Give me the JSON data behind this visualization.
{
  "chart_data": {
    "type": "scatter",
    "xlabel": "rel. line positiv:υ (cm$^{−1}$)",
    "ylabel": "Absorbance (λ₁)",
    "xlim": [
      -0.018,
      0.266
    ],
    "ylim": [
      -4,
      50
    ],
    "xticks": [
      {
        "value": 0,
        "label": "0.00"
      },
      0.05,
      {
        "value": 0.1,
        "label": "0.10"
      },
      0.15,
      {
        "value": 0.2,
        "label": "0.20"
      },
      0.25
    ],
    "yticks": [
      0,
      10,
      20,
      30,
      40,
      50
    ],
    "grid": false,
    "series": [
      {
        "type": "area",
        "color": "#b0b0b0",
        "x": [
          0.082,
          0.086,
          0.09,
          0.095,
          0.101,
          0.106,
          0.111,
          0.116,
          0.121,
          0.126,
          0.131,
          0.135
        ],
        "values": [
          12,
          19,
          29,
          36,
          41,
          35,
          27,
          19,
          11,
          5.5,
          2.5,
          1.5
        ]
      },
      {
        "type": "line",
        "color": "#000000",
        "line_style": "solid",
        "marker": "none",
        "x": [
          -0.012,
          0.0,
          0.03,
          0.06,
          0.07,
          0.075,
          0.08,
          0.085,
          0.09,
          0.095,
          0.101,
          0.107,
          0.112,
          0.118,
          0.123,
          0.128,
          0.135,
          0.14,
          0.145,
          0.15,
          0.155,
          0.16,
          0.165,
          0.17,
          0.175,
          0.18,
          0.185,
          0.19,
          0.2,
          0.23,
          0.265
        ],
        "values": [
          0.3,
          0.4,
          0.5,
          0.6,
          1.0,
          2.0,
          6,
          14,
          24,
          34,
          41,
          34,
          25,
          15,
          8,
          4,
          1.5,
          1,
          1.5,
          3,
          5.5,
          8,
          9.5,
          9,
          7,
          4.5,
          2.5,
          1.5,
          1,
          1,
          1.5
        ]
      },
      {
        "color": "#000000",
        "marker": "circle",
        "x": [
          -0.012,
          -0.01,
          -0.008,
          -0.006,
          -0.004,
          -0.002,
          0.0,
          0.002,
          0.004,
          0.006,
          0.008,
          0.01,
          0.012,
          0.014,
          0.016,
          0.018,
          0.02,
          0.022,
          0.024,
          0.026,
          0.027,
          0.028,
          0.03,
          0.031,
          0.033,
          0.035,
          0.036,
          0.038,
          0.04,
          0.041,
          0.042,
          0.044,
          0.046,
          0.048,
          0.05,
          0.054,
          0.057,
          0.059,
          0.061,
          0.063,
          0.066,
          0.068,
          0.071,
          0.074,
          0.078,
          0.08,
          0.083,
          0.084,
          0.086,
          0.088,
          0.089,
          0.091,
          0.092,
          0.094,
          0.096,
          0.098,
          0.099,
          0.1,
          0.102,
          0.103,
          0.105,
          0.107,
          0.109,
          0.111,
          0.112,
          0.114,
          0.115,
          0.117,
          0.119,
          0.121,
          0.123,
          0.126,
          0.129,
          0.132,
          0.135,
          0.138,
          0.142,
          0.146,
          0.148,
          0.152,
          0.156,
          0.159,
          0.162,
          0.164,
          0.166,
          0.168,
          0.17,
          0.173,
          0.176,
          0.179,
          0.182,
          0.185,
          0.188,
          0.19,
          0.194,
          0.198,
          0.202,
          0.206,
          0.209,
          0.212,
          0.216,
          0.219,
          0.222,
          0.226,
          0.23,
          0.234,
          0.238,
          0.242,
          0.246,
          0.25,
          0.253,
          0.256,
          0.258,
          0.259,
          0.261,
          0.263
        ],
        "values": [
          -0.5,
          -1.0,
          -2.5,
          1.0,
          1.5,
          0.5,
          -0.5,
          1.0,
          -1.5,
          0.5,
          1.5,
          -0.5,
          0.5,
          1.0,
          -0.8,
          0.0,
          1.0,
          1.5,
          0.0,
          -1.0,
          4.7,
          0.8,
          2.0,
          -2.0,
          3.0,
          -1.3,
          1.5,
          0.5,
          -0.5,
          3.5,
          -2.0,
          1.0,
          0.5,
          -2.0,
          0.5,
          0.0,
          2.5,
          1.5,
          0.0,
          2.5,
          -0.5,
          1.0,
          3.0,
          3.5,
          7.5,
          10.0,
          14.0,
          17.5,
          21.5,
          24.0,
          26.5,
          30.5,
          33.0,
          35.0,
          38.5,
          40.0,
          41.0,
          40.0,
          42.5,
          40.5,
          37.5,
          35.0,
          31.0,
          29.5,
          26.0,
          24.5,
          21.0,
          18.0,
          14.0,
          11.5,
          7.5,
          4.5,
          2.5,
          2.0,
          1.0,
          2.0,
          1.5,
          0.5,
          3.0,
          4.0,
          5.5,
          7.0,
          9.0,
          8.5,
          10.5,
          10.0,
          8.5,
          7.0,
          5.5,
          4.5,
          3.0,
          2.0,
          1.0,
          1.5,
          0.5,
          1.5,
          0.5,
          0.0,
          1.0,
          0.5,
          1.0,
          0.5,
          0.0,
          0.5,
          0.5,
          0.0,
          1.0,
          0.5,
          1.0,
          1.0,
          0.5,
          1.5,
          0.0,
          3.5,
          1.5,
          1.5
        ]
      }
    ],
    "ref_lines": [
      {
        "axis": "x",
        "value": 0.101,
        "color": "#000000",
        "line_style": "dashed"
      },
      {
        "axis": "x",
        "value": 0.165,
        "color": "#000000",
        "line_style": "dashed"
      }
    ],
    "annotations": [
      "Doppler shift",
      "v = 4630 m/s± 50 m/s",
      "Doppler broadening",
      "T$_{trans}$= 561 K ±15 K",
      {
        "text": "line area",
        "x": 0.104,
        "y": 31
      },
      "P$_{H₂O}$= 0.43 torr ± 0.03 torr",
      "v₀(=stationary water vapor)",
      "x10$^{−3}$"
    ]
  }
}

### Given exercise
Repeat the whole listing exactly, keeping every line intact.

### Final result
Give me the JSON data behind this visualization.
{
  "chart_data": {
    "type": "scatter",
    "xlabel": "rel. line positiv:υ (cm$^{−1}$)",
    "ylabel": "Absorbance (λ₁)",
    "xlim": [
      -0.018,
      0.266
    ],
    "ylim": [
      -4,
      50
    ],
    "xticks": [
      {
        "value": 0,
        "label": "0.00"
      },
      0.05,
      {
        "value": 0.1,
        "label": "0.10"
      },
      0.15,
      {
        "value": 0.2,
        "label": "0.20"
      },
      0.25
    ],
    "yticks": [
      0,
      10,
      20,
      30,
      40,
      50
    ],
    "grid": false,
    "series": [
      {
        "type": "area",
        "color": "#b0b0b0",
        "x": [
          0.082,
          0.086,
          0.09,
          0.095,
          0.101,
          0.106,
          0.111,
          0.116,
          0.121,
          0.126,
          0.131,
          0.135
        ],
        "values": [
          12,
          19,
          29,
          36,
          41,
          35,
          27,
          19,
          11,
          5.5,
          2.5,
          1.5
        ]
      },
      {
        "type": "line",
        "color": "#000000",
        "line_style": "solid",
        "marker": "none",
        "x": [
          -0.012,
          0.0,
          0.03,
          0.06,
          0.07,
          0.075,
          0.08,
          0.085,
          0.09,
          0.095,
          0.101,
          0.107,
          0.112,
          0.118,
          0.123,
          0.128,
          0.135,
          0.14,
          0.145,
          0.15,
          0.155,
          0.16,
          0.165,
          0.17,
          0.175,
          0.18,
          0.185,
          0.19,
          0.2,
          0.23,
          0.265
        ],
        "values": [
          0.3,
          0.4,
          0.5,
          0.6,
          1.0,
          2.0,
          6,
          14,
          24,
          34,
          41,
          34,
          25,
          15,
          8,
          4,
          1.5,
          1,
          1.5,
          3,
          5.5,
          8,
          9.5,
          9,
          7,
          4.5,
          2.5,
          1.5,
          1,
          1,
          1.5
        ]
      },
      {
        "color": "#000000",
        "marker": "circle",
        "x": [
          -0.012,
          -0.01,
          -0.008,
          -0.006,
          -0.004,
          -0.002,
          0.0,
          0.002,
          0.004,
          0.006,
          0.008,
          0.01,
          0.012,
          0.014,
          0.016,
          0.018,
          0.02,
          0.022,
          0.024,
          0.026,
          0.027,
          0.028,
          0.03,
          0.031,
          0.033,
          0.035,
          0.036,
          0.038,
          0.04,
          0.041,
          0.042,
          0.044,
          0.046,
          0.048,
          0.05,
          0.054,
          0.057,
          0.059,
          0.061,
          0.063,
          0.066,
          0.068,
          0.071,
          0.074,
          0.078,
          0.08,
          0.083,
          0.084,
          0.086,
          0.088,
          0.089,
          0.091,
          0.092,
          0.094,
          0.096,
          0.098,
          0.099,
          0.1,
          0.102,
          0.103,
          0.105,
          0.107,
          0.109,
          0.111,
          0.112,
          0.114,
          0.115,
          0.117,
          0.119,
          0.121,
          0.123,
          0.126,
          0.129,
          0.132,
          0.135,
          0.138,
          0.142,
          0.146,
          0.148,
          0.152,
          0.156,
          0.159,
          0.162,
          0.164,
          0.166,
          0.168,
          0.17,
          0.173,
          0.176,
          0.179,
          0.182,
          0.185,
          0.188,
          0.19,
          0.194,
          0.198,
          0.202,
          0.206,
          0.209,
          0.212,
          0.216,
          0.219,
          0.222,
          0.226,
          0.23,
          0.234,
          0.238,
          0.242,
          0.246,
          0.25,
          0.253,
          0.256,
          0.258,
          0.259,
          0.261,
          0.263
        ],
        "values": [
          -0.5,
          -1.0,
          -2.5,
          1.0,
          1.5,
          0.5,
          -0.5,
          1.0,
          -1.5,
          0.5,
          1.5,
          -0.5,
          0.5,
          1.0,
          -0.8,
          0.0,
          1.0,
          1.5,
          0.0,
          -1.0,
          4.7,
          0.8,
          2.0,
          -2.0,
          3.0,
          -1.3,
          1.5,
          0.5,
          -0.5,
          3.5,
          -2.0,
          1.0,
          0.5,
          -2.0,
          0.5,
          0.0,
          2.5,
          1.5,
          0.0,
          2.5,
          -0.5,
          1.0,
          3.0,
          3.5,
          7.5,
          10.0,
          14.0,
          17.5,
          21.5,
          24.0,
          26.5,
          30.5,
          33.0,
          35.0,
          38.5,
          40.0,
          41.0,
          40.0,
          42.5,
          40.5,
          37.5,
          35.0,
          31.0,
          29.5,
          26.0,
          24.5,
          21.0,
          18.0,
          14.0,
          11.5,
          7.5,
          4.5,
          2.5,
          2.0,
          1.0,
          2.0,
          1.5,
          0.5,
          3.0,
          4.0,
          5.5,
          7.0,
          9.0,
          8.5,
          10.5,
          10.0,
          8.5,
          7.0,
          5.5,
          4.5,
          3.0,
          2.0,
          1.0,
          1.5,
          0.5,
          1.5,
          0.5,
          0.0,
          1.0,
          0.5,
          1.0,
          0.5,
          0.0,
          0.5,
          0.5,
          0.0,
          1.0,
          0.5,
          1.0,
          1.0,
          0.5,
          1.5,
          0.0,
          3.5,
          1.5,
          1.5
        ]
      }
    ],
    "ref_lines": [
      {
        "axis": "x",
        "value": 0.101,
        "color": "#000000",
        "line_style": "dashed"
      },
      {
        "axis": "x",
        "value": 0.165,
        "color": "#000000",
        "line_style": "dashed"
      }
    ],
    "annotations": [
      "Doppler shift",
      "v = 4630 m/s± 50 m/s",
      "Doppler broadening",
      "T$_{trans}$= 561 K ±15 K",
      {
        "text": "line area",
        "x": 0.104,
        "y": 31
      },
      "P$_{H₂O}$= 0.43 torr ± 0.03 torr",
      "v₀(=stationary water vapor)",
      "x10$^{−3}$"
    ]
  }
}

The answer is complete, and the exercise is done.